» WORK TO DO
Pick out every row below that contains the string "contact" and copy each of those rows in full. Match capital and small letters exactly.

- - - - - - -

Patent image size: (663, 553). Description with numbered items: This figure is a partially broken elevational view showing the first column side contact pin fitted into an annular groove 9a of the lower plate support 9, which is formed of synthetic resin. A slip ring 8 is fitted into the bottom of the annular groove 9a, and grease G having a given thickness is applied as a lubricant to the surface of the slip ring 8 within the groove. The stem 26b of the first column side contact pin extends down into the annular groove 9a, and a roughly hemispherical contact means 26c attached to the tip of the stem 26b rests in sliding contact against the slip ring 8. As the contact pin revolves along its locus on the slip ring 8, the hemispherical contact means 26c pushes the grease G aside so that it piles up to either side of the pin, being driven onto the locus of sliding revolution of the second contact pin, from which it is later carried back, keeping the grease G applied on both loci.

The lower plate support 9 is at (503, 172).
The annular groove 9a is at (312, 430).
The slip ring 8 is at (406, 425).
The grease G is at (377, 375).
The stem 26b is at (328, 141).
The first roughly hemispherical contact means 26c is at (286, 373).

- - - - - - -

» ANSWER IN FULL
Patent image size: (663, 553). Description with numbered items: This figure is a partially broken elevational view showing the first column side contact pin fitted into an annular groove 9a of the lower plate support 9, which is formed of synthetic resin. A slip ring 8 is fitted into the bottom of the annular groove 9a, and grease G having a given thickness is applied as a lubricant to the surface of the slip ring 8 within the groove. The stem 26b of the first column side contact pin extends down into the annular groove 9a, and a roughly hemispherical contact means 26c attached to the tip of the stem 26b rests in sliding contact against the slip ring 8. As the contact pin revolves along its locus on the slip ring 8, the hemispherical contact means 26c pushes the grease G aside so that it piles up to either side of the pin, being driven onto the locus of sliding revolution of the second contact pin, from which it is later carried back, keeping the grease G applied on both loci.
The first roughly hemispherical contact means 26c is at (286, 373).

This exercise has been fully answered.